> _WORK TO DO_: Set down each record exactly as written.

<<<<

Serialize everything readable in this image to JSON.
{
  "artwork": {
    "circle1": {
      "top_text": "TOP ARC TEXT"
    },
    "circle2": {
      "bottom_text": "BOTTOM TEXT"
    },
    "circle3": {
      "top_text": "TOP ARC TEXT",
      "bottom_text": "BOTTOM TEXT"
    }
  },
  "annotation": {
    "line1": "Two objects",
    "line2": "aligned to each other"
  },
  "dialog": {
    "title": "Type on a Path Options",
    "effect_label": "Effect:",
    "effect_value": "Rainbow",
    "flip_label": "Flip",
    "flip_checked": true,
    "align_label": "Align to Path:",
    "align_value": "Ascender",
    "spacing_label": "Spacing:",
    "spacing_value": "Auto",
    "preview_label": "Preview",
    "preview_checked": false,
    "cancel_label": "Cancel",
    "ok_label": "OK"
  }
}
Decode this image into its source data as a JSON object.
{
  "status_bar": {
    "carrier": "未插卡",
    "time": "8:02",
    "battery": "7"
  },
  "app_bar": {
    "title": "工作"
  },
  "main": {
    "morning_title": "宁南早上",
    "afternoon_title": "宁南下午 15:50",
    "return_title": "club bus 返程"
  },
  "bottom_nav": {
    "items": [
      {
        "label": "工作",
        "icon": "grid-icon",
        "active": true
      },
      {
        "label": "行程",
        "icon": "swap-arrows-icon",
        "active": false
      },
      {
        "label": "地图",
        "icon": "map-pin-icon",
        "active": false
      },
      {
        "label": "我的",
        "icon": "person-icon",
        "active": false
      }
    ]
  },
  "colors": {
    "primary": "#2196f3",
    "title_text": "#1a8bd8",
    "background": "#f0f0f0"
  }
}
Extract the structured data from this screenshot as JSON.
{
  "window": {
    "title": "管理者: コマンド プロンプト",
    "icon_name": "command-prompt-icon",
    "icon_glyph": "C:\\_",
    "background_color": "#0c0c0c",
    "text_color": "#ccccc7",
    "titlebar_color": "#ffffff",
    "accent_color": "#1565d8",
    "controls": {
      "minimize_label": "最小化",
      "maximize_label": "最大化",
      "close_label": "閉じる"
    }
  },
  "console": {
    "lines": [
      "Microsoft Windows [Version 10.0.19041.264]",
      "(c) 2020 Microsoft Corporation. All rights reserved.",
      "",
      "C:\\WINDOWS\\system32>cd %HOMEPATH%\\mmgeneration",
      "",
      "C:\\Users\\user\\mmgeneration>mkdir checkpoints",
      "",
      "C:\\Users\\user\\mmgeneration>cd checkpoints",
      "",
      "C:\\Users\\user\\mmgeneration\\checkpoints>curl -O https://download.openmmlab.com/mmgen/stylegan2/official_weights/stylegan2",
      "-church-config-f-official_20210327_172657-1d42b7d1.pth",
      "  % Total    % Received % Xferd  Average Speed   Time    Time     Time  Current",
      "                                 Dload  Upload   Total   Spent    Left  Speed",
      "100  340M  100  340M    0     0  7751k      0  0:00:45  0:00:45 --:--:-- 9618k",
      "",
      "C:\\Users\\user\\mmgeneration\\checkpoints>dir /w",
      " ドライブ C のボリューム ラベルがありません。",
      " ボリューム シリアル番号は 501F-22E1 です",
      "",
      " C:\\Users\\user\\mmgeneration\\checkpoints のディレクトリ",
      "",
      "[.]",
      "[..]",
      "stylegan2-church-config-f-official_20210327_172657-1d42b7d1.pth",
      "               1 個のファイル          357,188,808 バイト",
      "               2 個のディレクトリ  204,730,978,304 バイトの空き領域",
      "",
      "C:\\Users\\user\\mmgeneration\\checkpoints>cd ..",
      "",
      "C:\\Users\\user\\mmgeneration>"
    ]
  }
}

>>>>

> _THE OUTPUT_:
Serialize everything readable in this image to JSON.
{
  "artwork": {
    "circle1": {
      "top_text": "TOP ARC TEXT"
    },
    "circle2": {
      "bottom_text": "BOTTOM TEXT"
    },
    "circle3": {
      "top_text": "TOP ARC TEXT",
      "bottom_text": "BOTTOM TEXT"
    }
  },
  "annotation": {
    "line1": "Two objects",
    "line2": "aligned to each other"
  },
  "dialog": {
    "title": "Type on a Path Options",
    "effect_label": "Effect:",
    "effect_value": "Rainbow",
    "flip_label": "Flip",
    "flip_checked": true,
    "align_label": "Align to Path:",
    "align_value": "Ascender",
    "spacing_label": "Spacing:",
    "spacing_value": "Auto",
    "preview_label": "Preview",
    "preview_checked": false,
    "cancel_label": "Cancel",
    "ok_label": "OK"
  }
}
Decode this image into its source data as a JSON object.
{
  "status_bar": {
    "carrier": "未插卡",
    "time": "8:02",
    "battery": "7"
  },
  "app_bar": {
    "title": "工作"
  },
  "main": {
    "morning_title": "宁南早上",
    "afternoon_title": "宁南下午 15:50",
    "return_title": "club bus 返程"
  },
  "bottom_nav": {
    "items": [
      {
        "label": "工作",
        "icon": "grid-icon",
        "active": true
      },
      {
        "label": "行程",
        "icon": "swap-arrows-icon",
        "active": false
      },
      {
        "label": "地图",
        "icon": "map-pin-icon",
        "active": false
      },
      {
        "label": "我的",
        "icon": "person-icon",
        "active": false
      }
    ]
  },
  "colors": {
    "primary": "#2196f3",
    "title_text": "#1a8bd8",
    "background": "#f0f0f0"
  }
}
Extract the structured data from this screenshot as JSON.
{
  "window": {
    "title": "管理者: コマンド プロンプト",
    "icon_name": "command-prompt-icon",
    "icon_glyph": "C:\\_",
    "background_color": "#0c0c0c",
    "text_color": "#ccccc7",
    "titlebar_color": "#ffffff",
    "accent_color": "#1565d8",
    "controls": {
      "minimize_label": "最小化",
      "maximize_label": "最大化",
      "close_label": "閉じる"
    }
  },
  "console": {
    "lines": [
      "Microsoft Windows [Version 10.0.19041.264]",
      "(c) 2020 Microsoft Corporation. All rights reserved.",
      "",
      "C:\\WINDOWS\\system32>cd %HOMEPATH%\\mmgeneration",
      "",
      "C:\\Users\\user\\mmgeneration>mkdir checkpoints",
      "",
      "C:\\Users\\user\\mmgeneration>cd checkpoints",
      "",
      "C:\\Users\\user\\mmgeneration\\checkpoints>curl -O https://download.openmmlab.com/mmgen/stylegan2/official_weights/stylegan2",
      "-church-config-f-official_20210327_172657-1d42b7d1.pth",
      "  % Total    % Received % Xferd  Average Speed   Time    Time     Time  Current",
      "                                 Dload  Upload   Total   Spent    Left  Speed",
      "100  340M  100  340M    0     0  7751k      0  0:00:45  0:00:45 --:--:-- 9618k",
      "",
      "C:\\Users\\user\\mmgeneration\\checkpoints>dir /w",
      " ドライブ C のボリューム ラベルがありません。",
      " ボリューム シリアル番号は 501F-22E1 です",
      "",
      " C:\\Users\\user\\mmgeneration\\checkpoints のディレクトリ",
      "",
      "[.]",
      "[..]",
      "stylegan2-church-config-f-official_20210327_172657-1d42b7d1.pth",
      "               1 個のファイル          357,188,808 バイト",
      "               2 個のディレクトリ  204,730,978,304 バイトの空き領域",
      "",
      "C:\\Users\\user\\mmgeneration\\checkpoints>cd ..",
      "",
      "C:\\Users\\user\\mmgeneration>"
    ]
  }
}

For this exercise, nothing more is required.